● EXERCISE DETAILS: Pictures do not belong in the copy; transcribe everything else in the records exactly.

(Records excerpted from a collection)

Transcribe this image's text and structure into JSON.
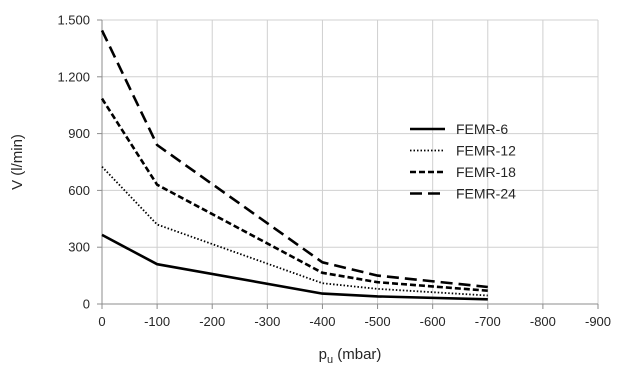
{
  "chart_data": {
    "type": "line",
    "title": "",
    "xlabel_main": "p",
    "xlabel_sub": "u",
    "xlabel_unit": " (mbar)",
    "ylabel": "V  (l/min)",
    "xlim": [
      0,
      -900
    ],
    "ylim": [
      0,
      1500
    ],
    "x_ticks": [
      0,
      -100,
      -200,
      -300,
      -400,
      -500,
      -600,
      -700,
      -800,
      -900
    ],
    "x_tick_labels": [
      "0",
      "-100",
      "-200",
      "-300",
      "-400",
      "-500",
      "-600",
      "-700",
      "-800",
      "-900"
    ],
    "y_ticks": [
      0,
      300,
      600,
      900,
      1200,
      1500
    ],
    "y_tick_labels": [
      "0",
      "300",
      "600",
      "900",
      "1.200",
      "1.500"
    ],
    "grid": true,
    "legend_position": "center-right",
    "x": [
      0,
      -100,
      -400,
      -500,
      -700
    ],
    "series": [
      {
        "name": "FEMR-6",
        "values": [
          365,
          210,
          55,
          40,
          25
        ],
        "style": "solid",
        "color": "#000000"
      },
      {
        "name": "FEMR-12",
        "values": [
          725,
          420,
          110,
          80,
          45
        ],
        "style": "dotted",
        "color": "#000000"
      },
      {
        "name": "FEMR-18",
        "values": [
          1085,
          630,
          165,
          115,
          70
        ],
        "style": "dashed-short",
        "color": "#000000"
      },
      {
        "name": "FEMR-24",
        "values": [
          1445,
          840,
          220,
          150,
          90
        ],
        "style": "dashed-long",
        "color": "#000000"
      }
    ]
  }
}
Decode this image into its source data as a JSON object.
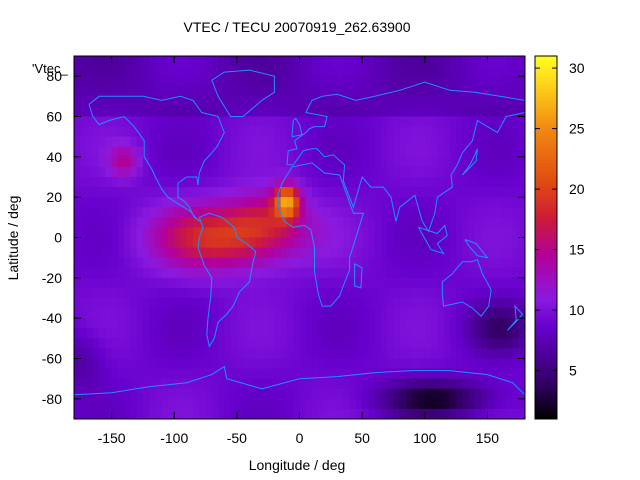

● THE REPLY:
Transcribe this image's text and structure into JSON.
{
  "chart_data": {
    "type": "line",
    "title": "",
    "xlabel_main": "p",
    "xlabel_sub": "u",
    "xlabel_unit": " (mbar)",
    "ylabel": "V  (l/min)",
    "xlim": [
      0,
      -900
    ],
    "ylim": [
      0,
      1500
    ],
    "x_ticks": [
      0,
      -100,
      -200,
      -300,
      -400,
      -500,
      -600,
      -700,
      -800,
      -900
    ],
    "x_tick_labels": [
      "0",
      "-100",
      "-200",
      "-300",
      "-400",
      "-500",
      "-600",
      "-700",
      "-800",
      "-900"
    ],
    "y_ticks": [
      0,
      300,
      600,
      900,
      1200,
      1500
    ],
    "y_tick_labels": [
      "0",
      "300",
      "600",
      "900",
      "1.200",
      "1.500"
    ],
    "grid": true,
    "legend_position": "center-right",
    "x": [
      0,
      -100,
      -400,
      -500,
      -700
    ],
    "series": [
      {
        "name": "FEMR-6",
        "values": [
          365,
          210,
          55,
          40,
          25
        ],
        "style": "solid",
        "color": "#000000"
      },
      {
        "name": "FEMR-12",
        "values": [
          725,
          420,
          110,
          80,
          45
        ],
        "style": "dotted",
        "color": "#000000"
      },
      {
        "name": "FEMR-18",
        "values": [
          1085,
          630,
          165,
          115,
          70
        ],
        "style": "dashed-short",
        "color": "#000000"
      },
      {
        "name": "FEMR-24",
        "values": [
          1445,
          840,
          220,
          150,
          90
        ],
        "style": "dashed-long",
        "color": "#000000"
      }
    ]
  }
}
Decode this image into its source data as a JSON object.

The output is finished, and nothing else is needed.